** Begin **

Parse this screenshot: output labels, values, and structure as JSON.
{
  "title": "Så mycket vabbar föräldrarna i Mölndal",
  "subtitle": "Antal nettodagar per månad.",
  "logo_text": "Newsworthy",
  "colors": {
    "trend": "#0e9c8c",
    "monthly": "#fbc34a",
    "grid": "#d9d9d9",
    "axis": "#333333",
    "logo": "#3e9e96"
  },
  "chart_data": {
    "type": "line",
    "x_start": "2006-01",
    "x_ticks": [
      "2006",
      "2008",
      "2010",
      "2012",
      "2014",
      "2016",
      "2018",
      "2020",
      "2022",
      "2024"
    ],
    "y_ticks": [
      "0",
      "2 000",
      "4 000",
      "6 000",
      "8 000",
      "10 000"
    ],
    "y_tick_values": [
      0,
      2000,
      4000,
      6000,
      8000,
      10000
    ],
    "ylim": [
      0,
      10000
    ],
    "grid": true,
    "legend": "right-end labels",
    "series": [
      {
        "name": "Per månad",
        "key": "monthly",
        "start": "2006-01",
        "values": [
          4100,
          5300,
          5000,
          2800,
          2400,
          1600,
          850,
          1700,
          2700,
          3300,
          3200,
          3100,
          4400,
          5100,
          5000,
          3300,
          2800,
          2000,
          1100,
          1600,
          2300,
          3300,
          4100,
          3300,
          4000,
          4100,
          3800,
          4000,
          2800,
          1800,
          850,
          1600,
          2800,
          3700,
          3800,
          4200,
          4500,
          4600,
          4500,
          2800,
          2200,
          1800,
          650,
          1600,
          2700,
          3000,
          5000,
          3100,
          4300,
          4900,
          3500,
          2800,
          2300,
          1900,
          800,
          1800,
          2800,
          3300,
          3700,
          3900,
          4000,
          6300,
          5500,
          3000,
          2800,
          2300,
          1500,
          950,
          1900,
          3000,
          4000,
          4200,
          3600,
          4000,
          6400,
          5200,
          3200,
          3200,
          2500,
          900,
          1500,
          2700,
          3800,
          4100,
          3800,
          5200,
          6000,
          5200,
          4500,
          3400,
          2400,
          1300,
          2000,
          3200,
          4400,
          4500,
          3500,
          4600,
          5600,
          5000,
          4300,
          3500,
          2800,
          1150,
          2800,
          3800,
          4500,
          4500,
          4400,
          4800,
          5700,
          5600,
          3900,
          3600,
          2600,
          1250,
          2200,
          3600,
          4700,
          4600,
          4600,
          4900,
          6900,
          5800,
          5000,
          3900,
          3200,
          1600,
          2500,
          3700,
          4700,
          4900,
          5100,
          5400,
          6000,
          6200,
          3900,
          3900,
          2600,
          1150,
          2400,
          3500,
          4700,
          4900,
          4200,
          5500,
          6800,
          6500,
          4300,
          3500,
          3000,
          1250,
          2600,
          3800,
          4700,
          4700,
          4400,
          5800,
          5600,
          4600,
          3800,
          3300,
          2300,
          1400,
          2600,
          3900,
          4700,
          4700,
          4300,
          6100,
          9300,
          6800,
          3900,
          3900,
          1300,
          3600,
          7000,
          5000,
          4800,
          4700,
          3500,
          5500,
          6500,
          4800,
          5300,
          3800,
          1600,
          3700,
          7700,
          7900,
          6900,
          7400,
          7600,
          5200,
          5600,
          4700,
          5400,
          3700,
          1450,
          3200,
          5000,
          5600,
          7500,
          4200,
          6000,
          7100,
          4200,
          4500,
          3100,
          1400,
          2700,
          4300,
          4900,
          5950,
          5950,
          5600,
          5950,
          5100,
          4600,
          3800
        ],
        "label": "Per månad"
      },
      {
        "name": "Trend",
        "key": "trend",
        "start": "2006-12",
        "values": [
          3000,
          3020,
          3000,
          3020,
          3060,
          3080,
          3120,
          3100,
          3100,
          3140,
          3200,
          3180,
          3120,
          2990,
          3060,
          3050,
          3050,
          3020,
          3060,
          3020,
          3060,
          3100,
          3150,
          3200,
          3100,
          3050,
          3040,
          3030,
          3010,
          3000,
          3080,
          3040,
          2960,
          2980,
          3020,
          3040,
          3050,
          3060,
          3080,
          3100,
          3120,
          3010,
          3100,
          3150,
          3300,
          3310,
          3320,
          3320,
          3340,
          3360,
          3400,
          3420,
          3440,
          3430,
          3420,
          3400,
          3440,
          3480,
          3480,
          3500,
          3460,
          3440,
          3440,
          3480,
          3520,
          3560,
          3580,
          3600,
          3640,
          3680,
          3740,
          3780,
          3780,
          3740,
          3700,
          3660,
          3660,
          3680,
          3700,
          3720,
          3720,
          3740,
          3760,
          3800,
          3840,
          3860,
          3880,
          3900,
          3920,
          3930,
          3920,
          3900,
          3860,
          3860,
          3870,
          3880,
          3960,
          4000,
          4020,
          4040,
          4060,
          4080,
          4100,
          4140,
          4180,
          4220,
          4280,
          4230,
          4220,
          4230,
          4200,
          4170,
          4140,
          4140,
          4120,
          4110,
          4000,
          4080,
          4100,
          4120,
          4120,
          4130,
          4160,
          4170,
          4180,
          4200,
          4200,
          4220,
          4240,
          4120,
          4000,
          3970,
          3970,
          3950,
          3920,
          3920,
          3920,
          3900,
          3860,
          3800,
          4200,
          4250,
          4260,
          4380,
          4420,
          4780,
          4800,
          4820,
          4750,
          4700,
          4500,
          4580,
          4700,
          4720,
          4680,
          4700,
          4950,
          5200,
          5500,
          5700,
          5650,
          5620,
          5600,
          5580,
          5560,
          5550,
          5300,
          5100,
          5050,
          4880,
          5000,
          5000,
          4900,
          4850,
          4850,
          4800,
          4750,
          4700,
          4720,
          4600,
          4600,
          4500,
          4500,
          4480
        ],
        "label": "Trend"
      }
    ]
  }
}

** End **

> **INSTRUCTIONS FOR THE TASK**: Repeat all entries. Match them exactly.

> **WRITTEN ANSWER**:
Parse this screenshot: output labels, values, and structure as JSON.
{
  "title": "Så mycket vabbar föräldrarna i Mölndal",
  "subtitle": "Antal nettodagar per månad.",
  "logo_text": "Newsworthy",
  "colors": {
    "trend": "#0e9c8c",
    "monthly": "#fbc34a",
    "grid": "#d9d9d9",
    "axis": "#333333",
    "logo": "#3e9e96"
  },
  "chart_data": {
    "type": "line",
    "x_start": "2006-01",
    "x_ticks": [
      "2006",
      "2008",
      "2010",
      "2012",
      "2014",
      "2016",
      "2018",
      "2020",
      "2022",
      "2024"
    ],
    "y_ticks": [
      "0",
      "2 000",
      "4 000",
      "6 000",
      "8 000",
      "10 000"
    ],
    "y_tick_values": [
      0,
      2000,
      4000,
      6000,
      8000,
      10000
    ],
    "ylim": [
      0,
      10000
    ],
    "grid": true,
    "legend": "right-end labels",
    "series": [
      {
        "name": "Per månad",
        "key": "monthly",
        "start": "2006-01",
        "values": [
          4100,
          5300,
          5000,
          2800,
          2400,
          1600,
          850,
          1700,
          2700,
          3300,
          3200,
          3100,
          4400,
          5100,
          5000,
          3300,
          2800,
          2000,
          1100,
          1600,
          2300,
          3300,
          4100,
          3300,
          4000,
          4100,
          3800,
          4000,
          2800,
          1800,
          850,
          1600,
          2800,
          3700,
          3800,
          4200,
          4500,
          4600,
          4500,
          2800,
          2200,
          1800,
          650,
          1600,
          2700,
          3000,
          5000,
          3100,
          4300,
          4900,
          3500,
          2800,
          2300,
          1900,
          800,
          1800,
          2800,
          3300,
          3700,
          3900,
          4000,
          6300,
          5500,
          3000,
          2800,
          2300,
          1500,
          950,
          1900,
          3000,
          4000,
          4200,
          3600,
          4000,
          6400,
          5200,
          3200,
          3200,
          2500,
          900,
          1500,
          2700,
          3800,
          4100,
          3800,
          5200,
          6000,
          5200,
          4500,
          3400,
          2400,
          1300,
          2000,
          3200,
          4400,
          4500,
          3500,
          4600,
          5600,
          5000,
          4300,
          3500,
          2800,
          1150,
          2800,
          3800,
          4500,
          4500,
          4400,
          4800,
          5700,
          5600,
          3900,
          3600,
          2600,
          1250,
          2200,
          3600,
          4700,
          4600,
          4600,
          4900,
          6900,
          5800,
          5000,
          3900,
          3200,
          1600,
          2500,
          3700,
          4700,
          4900,
          5100,
          5400,
          6000,
          6200,
          3900,
          3900,
          2600,
          1150,
          2400,
          3500,
          4700,
          4900,
          4200,
          5500,
          6800,
          6500,
          4300,
          3500,
          3000,
          1250,
          2600,
          3800,
          4700,
          4700,
          4400,
          5800,
          5600,
          4600,
          3800,
          3300,
          2300,
          1400,
          2600,
          3900,
          4700,
          4700,
          4300,
          6100,
          9300,
          6800,
          3900,
          3900,
          1300,
          3600,
          7000,
          5000,
          4800,
          4700,
          3500,
          5500,
          6500,
          4800,
          5300,
          3800,
          1600,
          3700,
          7700,
          7900,
          6900,
          7400,
          7600,
          5200,
          5600,
          4700,
          5400,
          3700,
          1450,
          3200,
          5000,
          5600,
          7500,
          4200,
          6000,
          7100,
          4200,
          4500,
          3100,
          1400,
          2700,
          4300,
          4900,
          5950,
          5950,
          5600,
          5950,
          5100,
          4600,
          3800
        ],
        "label": "Per månad"
      },
      {
        "name": "Trend",
        "key": "trend",
        "start": "2006-12",
        "values": [
          3000,
          3020,
          3000,
          3020,
          3060,
          3080,
          3120,
          3100,
          3100,
          3140,
          3200,
          3180,
          3120,
          2990,
          3060,
          3050,
          3050,
          3020,
          3060,
          3020,
          3060,
          3100,
          3150,
          3200,
          3100,
          3050,
          3040,
          3030,
          3010,
          3000,
          3080,
          3040,
          2960,
          2980,
          3020,
          3040,
          3050,
          3060,
          3080,
          3100,
          3120,
          3010,
          3100,
          3150,
          3300,
          3310,
          3320,
          3320,
          3340,
          3360,
          3400,
          3420,
          3440,
          3430,
          3420,
          3400,
          3440,
          3480,
          3480,
          3500,
          3460,
          3440,
          3440,
          3480,
          3520,
          3560,
          3580,
          3600,
          3640,
          3680,
          3740,
          3780,
          3780,
          3740,
          3700,
          3660,
          3660,
          3680,
          3700,
          3720,
          3720,
          3740,
          3760,
          3800,
          3840,
          3860,
          3880,
          3900,
          3920,
          3930,
          3920,
          3900,
          3860,
          3860,
          3870,
          3880,
          3960,
          4000,
          4020,
          4040,
          4060,
          4080,
          4100,
          4140,
          4180,
          4220,
          4280,
          4230,
          4220,
          4230,
          4200,
          4170,
          4140,
          4140,
          4120,
          4110,
          4000,
          4080,
          4100,
          4120,
          4120,
          4130,
          4160,
          4170,
          4180,
          4200,
          4200,
          4220,
          4240,
          4120,
          4000,
          3970,
          3970,
          3950,
          3920,
          3920,
          3920,
          3900,
          3860,
          3800,
          4200,
          4250,
          4260,
          4380,
          4420,
          4780,
          4800,
          4820,
          4750,
          4700,
          4500,
          4580,
          4700,
          4720,
          4680,
          4700,
          4950,
          5200,
          5500,
          5700,
          5650,
          5620,
          5600,
          5580,
          5560,
          5550,
          5300,
          5100,
          5050,
          4880,
          5000,
          5000,
          4900,
          4850,
          4850,
          4800,
          4750,
          4700,
          4720,
          4600,
          4600,
          4500,
          4500,
          4480
        ],
        "label": "Trend"
      }
    ]
  }
}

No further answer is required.